* **DATASET ROWS**

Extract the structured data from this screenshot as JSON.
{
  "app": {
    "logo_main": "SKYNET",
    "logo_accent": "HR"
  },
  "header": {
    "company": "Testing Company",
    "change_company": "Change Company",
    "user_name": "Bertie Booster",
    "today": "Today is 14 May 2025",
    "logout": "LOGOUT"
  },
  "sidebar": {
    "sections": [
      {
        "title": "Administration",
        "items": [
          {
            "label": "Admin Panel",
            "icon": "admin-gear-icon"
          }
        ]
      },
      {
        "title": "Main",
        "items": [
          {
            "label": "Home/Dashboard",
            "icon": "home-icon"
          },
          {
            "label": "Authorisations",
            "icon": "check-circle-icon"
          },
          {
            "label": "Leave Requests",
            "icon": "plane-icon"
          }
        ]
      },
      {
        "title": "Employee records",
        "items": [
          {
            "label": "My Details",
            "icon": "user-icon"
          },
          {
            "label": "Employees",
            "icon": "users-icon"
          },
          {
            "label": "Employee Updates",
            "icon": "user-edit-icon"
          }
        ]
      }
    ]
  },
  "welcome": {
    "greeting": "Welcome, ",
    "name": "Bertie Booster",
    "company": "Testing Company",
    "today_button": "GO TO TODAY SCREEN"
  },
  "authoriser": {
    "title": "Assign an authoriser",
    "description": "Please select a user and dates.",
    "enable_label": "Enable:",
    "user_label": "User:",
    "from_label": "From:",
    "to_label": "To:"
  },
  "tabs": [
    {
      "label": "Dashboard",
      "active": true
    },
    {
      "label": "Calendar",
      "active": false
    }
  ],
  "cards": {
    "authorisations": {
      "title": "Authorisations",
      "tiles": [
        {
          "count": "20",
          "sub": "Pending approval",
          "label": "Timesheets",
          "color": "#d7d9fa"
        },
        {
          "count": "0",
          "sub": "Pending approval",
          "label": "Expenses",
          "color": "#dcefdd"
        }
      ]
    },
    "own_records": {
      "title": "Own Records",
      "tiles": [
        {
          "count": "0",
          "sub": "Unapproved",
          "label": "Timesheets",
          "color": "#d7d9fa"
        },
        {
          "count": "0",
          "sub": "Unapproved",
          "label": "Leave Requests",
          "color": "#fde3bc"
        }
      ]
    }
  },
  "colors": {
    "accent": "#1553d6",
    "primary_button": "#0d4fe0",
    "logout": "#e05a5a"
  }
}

* * *

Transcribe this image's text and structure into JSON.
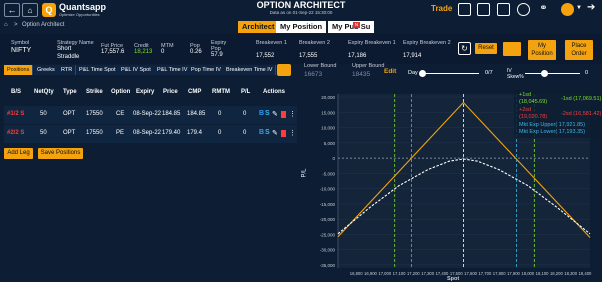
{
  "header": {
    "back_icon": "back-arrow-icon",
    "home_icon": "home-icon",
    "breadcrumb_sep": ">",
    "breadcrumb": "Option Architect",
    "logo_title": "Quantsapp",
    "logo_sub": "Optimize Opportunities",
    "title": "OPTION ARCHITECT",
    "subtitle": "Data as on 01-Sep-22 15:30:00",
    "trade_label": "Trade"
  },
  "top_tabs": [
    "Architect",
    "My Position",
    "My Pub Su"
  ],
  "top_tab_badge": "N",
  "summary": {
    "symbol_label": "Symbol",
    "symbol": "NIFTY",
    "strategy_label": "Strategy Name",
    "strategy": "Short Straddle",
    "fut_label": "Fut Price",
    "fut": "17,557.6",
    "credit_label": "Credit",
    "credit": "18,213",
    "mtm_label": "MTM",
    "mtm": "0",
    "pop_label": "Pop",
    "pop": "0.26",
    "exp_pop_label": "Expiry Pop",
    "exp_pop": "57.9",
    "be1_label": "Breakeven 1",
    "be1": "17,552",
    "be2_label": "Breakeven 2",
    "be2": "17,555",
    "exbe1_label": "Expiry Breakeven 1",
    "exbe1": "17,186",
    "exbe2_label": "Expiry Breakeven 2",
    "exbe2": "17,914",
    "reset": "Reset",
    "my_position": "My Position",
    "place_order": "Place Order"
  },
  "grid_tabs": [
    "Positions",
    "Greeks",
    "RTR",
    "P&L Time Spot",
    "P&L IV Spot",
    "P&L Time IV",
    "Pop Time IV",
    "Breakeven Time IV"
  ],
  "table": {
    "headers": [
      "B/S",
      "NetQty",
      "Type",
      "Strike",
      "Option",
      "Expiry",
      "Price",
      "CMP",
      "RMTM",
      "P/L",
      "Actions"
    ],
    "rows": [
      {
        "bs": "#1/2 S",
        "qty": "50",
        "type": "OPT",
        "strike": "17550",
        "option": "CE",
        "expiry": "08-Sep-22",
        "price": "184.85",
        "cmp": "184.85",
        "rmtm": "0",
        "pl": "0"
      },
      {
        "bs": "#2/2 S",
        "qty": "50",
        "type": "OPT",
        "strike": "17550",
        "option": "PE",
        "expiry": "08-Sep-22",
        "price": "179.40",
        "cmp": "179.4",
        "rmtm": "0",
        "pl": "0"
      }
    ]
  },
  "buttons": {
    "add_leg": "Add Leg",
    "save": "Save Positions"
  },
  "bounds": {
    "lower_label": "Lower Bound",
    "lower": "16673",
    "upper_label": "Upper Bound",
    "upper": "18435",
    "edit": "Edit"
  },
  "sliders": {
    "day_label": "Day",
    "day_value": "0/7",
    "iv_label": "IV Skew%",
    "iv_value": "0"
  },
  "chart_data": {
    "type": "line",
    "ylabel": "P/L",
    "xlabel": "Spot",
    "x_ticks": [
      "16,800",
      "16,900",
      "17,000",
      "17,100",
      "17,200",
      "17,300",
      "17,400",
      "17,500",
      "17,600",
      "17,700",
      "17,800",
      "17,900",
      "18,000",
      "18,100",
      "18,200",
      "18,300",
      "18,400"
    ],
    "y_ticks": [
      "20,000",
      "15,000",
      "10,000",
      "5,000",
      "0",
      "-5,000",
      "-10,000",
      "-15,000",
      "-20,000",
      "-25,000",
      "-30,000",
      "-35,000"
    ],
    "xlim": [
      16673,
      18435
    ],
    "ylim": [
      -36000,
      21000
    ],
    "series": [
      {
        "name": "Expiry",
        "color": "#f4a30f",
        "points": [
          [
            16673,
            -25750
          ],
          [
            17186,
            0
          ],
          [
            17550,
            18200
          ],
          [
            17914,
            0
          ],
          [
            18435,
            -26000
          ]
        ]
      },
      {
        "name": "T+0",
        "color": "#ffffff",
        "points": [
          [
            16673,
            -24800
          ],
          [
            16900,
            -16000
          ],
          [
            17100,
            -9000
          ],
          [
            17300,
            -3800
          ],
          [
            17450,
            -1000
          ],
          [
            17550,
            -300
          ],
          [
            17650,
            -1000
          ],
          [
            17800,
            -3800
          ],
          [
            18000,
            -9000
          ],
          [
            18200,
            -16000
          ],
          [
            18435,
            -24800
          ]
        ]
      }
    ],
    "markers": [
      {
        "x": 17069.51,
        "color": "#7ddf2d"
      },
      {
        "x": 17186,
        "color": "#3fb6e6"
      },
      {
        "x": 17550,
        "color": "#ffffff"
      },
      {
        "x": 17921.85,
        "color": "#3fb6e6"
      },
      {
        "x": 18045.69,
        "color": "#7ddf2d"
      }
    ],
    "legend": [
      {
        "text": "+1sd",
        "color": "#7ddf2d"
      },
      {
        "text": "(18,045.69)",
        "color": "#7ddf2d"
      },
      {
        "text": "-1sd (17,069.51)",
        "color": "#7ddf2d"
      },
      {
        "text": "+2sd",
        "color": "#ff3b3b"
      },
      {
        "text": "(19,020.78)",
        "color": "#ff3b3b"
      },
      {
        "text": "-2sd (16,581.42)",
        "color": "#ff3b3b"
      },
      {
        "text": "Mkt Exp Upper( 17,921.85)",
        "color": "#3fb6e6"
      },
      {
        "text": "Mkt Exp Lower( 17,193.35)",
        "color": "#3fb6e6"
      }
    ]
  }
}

* **EXERCISE AIM**
Return each line of the data that contains the string "Leave".

* **WRITTEN SOLUTION**
            "label": "Leave Requests",
          "label": "Leave Requests",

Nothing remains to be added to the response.